[Records from a dataset]
• • • • •
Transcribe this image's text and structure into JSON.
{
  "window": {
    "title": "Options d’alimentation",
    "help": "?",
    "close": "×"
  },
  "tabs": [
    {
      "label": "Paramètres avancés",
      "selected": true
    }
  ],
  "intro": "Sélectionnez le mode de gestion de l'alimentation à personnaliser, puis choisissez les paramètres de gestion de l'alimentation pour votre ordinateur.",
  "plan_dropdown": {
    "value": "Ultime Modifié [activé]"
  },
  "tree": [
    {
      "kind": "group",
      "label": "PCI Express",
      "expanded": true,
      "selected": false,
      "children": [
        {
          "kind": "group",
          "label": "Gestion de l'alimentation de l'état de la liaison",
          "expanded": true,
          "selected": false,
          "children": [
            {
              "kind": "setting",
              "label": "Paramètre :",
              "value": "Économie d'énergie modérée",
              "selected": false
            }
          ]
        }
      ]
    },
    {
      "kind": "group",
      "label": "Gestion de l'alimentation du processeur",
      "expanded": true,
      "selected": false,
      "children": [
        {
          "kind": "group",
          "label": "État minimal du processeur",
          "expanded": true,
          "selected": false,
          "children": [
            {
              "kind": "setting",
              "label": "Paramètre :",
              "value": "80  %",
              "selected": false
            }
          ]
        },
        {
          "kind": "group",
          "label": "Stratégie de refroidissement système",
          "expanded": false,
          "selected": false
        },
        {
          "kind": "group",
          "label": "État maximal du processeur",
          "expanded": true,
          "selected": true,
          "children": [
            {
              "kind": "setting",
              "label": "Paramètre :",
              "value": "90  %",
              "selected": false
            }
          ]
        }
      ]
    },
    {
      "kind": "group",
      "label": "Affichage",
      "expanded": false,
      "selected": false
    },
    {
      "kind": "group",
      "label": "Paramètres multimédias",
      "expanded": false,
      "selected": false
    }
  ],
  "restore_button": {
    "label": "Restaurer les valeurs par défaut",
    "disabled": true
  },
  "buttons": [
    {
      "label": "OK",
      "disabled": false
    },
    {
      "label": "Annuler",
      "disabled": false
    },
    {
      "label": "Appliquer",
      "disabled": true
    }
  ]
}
• • • • •
Repeat the whole listing exactly, keeping every line intact.

Transcribe this image's text and structure into JSON.
{
  "window": {
    "title": "Options d’alimentation",
    "help": "?",
    "close": "×"
  },
  "tabs": [
    {
      "label": "Paramètres avancés",
      "selected": true
    }
  ],
  "intro": "Sélectionnez le mode de gestion de l'alimentation à personnaliser, puis choisissez les paramètres de gestion de l'alimentation pour votre ordinateur.",
  "plan_dropdown": {
    "value": "Ultime Modifié [activé]"
  },
  "tree": [
    {
      "kind": "group",
      "label": "PCI Express",
      "expanded": true,
      "selected": false,
      "children": [
        {
          "kind": "group",
          "label": "Gestion de l'alimentation de l'état de la liaison",
          "expanded": true,
          "selected": false,
          "children": [
            {
              "kind": "setting",
              "label": "Paramètre :",
              "value": "Économie d'énergie modérée",
              "selected": false
            }
          ]
        }
      ]
    },
    {
      "kind": "group",
      "label": "Gestion de l'alimentation du processeur",
      "expanded": true,
      "selected": false,
      "children": [
        {
          "kind": "group",
          "label": "État minimal du processeur",
          "expanded": true,
          "selected": false,
          "children": [
            {
              "kind": "setting",
              "label": "Paramètre :",
              "value": "80  %",
              "selected": false
            }
          ]
        },
        {
          "kind": "group",
          "label": "Stratégie de refroidissement système",
          "expanded": false,
          "selected": false
        },
        {
          "kind": "group",
          "label": "État maximal du processeur",
          "expanded": true,
          "selected": true,
          "children": [
            {
              "kind": "setting",
              "label": "Paramètre :",
              "value": "90  %",
              "selected": false
            }
          ]
        }
      ]
    },
    {
      "kind": "group",
      "label": "Affichage",
      "expanded": false,
      "selected": false
    },
    {
      "kind": "group",
      "label": "Paramètres multimédias",
      "expanded": false,
      "selected": false
    }
  ],
  "restore_button": {
    "label": "Restaurer les valeurs par défaut",
    "disabled": true
  },
  "buttons": [
    {
      "label": "OK",
      "disabled": false
    },
    {
      "label": "Annuler",
      "disabled": false
    },
    {
      "label": "Appliquer",
      "disabled": true
    }
  ]
}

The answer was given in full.